• **GIVEN INSTRUCTION**:
Answer these from the restaurant review:
1. Which three chutneys were served with the popadoms?
2. How many pages does the wine list stretch to?
3. What kind of tuna was used in the mustard tuna starter?

Popadoms are of the mini-disc variety favoured at Zaika, with three chutneys served in metal dishes on a square dish lined with a banana leaf.  These were very fine indeed, a tomato chutney, a sweet mango chutney and an aubergine chutney.  Each are made from fresh ingredients and carefully spiced, a world away from the jar contents that most Indian restaurants use.  The tomato chutney managed an intense flavour that was enhanced by a rich blend of spices (5/10 for the chutneys).  A recurring theme in this report will be the similarity with the old Zaika, which of course is hardly surprising given the backgrounds of the chefs, and it is notable that the chutneys at Zaika were always a great strength.

 

The wine list is extensive and well chosen, ranging across the world and stretching to over 20 pages.  Louis Roederer champagne is £49.50 i.e. about twice retail.  Other mark-ups are less generous e.g. Chassagne-Montrachet 2000 Jean-Marc Pillot is £66 on the list, but is available at £20 even from the pricey Berry Brothers and Rudd.  The excellent Marques de Murrieta "Capellania" Gran Reserva 1997 Ygay, Rioja is listed at £21 compared to around £8 retail. At the higher end of the list mark-ups remain at about three times retail, with Pommard 1er Cru "Clos des Epenots" 2000 Domaine de Courcel at £95.50 compared to retail of around £30.  There are even five dessert wines, two by the glass.  A large part of the wine list is £30-45, but there are some selections around the £20 mark, and in fact very little over £80.  Growers are generally intelligently chosen e.g.. from the USA we have Au Bon Climat, Qupe and Bonny Doon, which are all excellent choices. 

 

There was an amuse bouche.  This consisted of a tiny puri topped with chickpeas and yogurt, and garnished with sev.  There was also a good cauliflower pakora, hot and fresh with crispy coating (4/10).  I began with mustard tuna.  The first thing to note here is that this is bluefin tuna, the very highest grade of tuna, which is a rarity in a London restaurant.  Slices of tuna were marinated with ginger and chilli and cooked with mustard seeds, which give a pleasing crunchy contrast to the voluptuous texture of the tuna (which can easily handle spice without being overwhelmed).  The fish was served on a bed of excellent shredded spiced cabbage, a little asparagus and a small salad of bitter leaves (red-stemmed chard) with no dressing. This was a very successful dish (5/10)

• **RECORDED DATA**:
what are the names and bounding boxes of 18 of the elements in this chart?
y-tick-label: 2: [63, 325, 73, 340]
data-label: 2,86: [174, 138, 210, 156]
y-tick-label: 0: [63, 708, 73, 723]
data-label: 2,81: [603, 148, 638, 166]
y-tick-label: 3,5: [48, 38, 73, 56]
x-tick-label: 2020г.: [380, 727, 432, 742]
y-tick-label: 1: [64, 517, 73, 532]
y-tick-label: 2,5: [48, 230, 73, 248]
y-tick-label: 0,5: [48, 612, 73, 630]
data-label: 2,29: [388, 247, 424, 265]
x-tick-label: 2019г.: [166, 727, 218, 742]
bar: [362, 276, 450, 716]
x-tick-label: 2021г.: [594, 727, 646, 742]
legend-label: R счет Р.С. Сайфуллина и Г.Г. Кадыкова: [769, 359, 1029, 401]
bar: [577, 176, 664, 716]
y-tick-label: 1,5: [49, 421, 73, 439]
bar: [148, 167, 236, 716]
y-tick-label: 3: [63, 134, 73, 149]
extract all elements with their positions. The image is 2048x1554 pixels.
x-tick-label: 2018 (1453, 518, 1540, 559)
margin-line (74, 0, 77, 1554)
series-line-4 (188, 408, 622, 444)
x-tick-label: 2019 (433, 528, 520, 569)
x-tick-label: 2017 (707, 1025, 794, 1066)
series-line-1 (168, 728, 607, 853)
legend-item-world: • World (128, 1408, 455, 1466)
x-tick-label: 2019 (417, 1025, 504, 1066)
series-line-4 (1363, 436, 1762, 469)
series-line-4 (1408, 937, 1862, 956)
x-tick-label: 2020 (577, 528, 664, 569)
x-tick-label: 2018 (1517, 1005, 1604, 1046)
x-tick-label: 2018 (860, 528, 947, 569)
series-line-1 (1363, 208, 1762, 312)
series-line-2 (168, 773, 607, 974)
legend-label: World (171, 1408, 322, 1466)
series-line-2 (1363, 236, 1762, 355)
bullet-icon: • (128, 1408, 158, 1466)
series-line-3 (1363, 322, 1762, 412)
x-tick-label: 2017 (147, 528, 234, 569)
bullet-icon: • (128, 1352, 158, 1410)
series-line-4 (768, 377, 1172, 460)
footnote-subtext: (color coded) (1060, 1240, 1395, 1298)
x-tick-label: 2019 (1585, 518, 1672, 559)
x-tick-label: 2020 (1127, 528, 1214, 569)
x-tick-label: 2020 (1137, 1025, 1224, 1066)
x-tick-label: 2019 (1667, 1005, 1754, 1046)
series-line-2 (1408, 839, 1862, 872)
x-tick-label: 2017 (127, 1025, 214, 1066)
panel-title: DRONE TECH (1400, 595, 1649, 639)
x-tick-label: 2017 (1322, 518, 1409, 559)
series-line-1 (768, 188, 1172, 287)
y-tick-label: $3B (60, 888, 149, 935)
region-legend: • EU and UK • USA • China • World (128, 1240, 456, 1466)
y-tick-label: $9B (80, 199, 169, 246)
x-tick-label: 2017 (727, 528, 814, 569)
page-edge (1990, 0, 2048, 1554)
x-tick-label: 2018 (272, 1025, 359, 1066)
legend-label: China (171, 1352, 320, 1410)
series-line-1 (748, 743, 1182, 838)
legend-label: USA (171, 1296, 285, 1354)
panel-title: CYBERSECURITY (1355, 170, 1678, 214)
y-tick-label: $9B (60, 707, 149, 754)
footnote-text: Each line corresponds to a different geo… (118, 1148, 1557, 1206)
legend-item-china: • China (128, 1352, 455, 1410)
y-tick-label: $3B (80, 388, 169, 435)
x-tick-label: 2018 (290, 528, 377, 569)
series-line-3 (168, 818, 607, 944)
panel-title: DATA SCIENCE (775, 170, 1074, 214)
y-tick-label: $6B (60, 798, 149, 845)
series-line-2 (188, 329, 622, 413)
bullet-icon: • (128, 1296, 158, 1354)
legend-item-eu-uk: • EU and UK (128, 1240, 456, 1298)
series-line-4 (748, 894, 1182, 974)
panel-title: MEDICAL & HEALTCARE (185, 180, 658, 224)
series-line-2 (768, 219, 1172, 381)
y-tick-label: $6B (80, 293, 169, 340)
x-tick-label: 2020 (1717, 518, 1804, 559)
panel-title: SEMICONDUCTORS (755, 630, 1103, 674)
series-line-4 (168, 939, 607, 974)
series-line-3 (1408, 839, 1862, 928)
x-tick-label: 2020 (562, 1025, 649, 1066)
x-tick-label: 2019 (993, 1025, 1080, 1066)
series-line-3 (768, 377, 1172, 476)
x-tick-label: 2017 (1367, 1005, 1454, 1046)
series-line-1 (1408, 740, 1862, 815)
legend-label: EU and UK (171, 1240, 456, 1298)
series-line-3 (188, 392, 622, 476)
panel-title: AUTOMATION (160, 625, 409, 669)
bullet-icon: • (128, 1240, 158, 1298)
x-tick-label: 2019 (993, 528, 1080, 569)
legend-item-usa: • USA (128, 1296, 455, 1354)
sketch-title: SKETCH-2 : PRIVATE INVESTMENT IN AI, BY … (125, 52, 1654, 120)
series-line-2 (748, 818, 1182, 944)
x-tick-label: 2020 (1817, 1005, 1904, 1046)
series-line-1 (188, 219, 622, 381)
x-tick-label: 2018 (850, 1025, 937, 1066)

• **TASK SOLUTION**:
1. Tomato, sweet mango and aubergine.
2. Over 20 pages.
3. Bluefin tuna.